Records for this task:
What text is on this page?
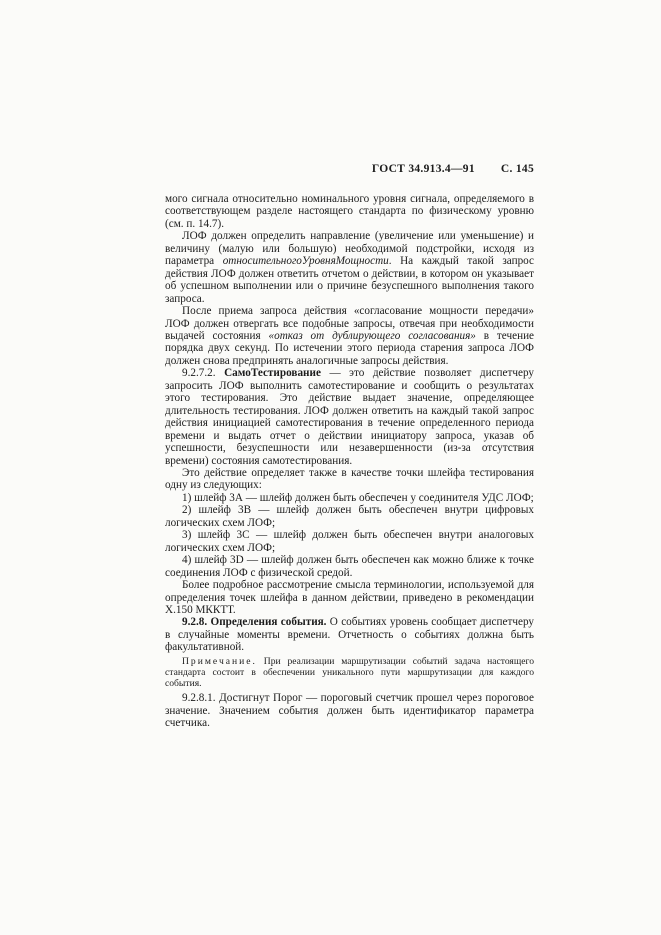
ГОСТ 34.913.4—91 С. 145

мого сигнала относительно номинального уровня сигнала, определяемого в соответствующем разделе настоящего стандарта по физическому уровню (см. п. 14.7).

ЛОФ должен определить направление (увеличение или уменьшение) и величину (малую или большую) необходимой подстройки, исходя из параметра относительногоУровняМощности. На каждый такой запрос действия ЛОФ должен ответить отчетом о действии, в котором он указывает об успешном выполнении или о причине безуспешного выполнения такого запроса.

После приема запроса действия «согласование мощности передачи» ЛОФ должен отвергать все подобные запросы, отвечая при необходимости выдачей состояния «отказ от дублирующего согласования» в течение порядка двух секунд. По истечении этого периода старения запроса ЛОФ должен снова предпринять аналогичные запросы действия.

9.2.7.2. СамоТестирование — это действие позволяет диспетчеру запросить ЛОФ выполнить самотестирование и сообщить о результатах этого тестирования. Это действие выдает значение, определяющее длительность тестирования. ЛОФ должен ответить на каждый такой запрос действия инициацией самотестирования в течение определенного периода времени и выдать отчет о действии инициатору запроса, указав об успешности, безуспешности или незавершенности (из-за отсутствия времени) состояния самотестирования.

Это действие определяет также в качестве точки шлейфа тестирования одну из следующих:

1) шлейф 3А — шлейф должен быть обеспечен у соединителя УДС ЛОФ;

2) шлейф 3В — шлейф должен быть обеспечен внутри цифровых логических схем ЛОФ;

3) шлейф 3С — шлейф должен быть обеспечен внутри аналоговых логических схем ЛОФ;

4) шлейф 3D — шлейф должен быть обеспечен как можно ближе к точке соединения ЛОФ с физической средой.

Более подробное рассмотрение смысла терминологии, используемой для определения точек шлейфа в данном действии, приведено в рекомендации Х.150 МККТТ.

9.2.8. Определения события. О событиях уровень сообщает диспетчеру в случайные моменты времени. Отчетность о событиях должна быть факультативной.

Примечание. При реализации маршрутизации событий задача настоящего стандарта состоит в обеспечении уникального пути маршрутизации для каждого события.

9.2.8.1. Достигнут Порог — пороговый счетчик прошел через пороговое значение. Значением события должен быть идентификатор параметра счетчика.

What you will do:
From the entries above, extract every line where the word "внутри" appears.

Task output:
2) шлейф 3В — шлейф должен быть обеспечен внутри цифровых логических схем ЛОФ;
3) шлейф 3С — шлейф должен быть обеспечен внутри аналоговых логических схем ЛОФ;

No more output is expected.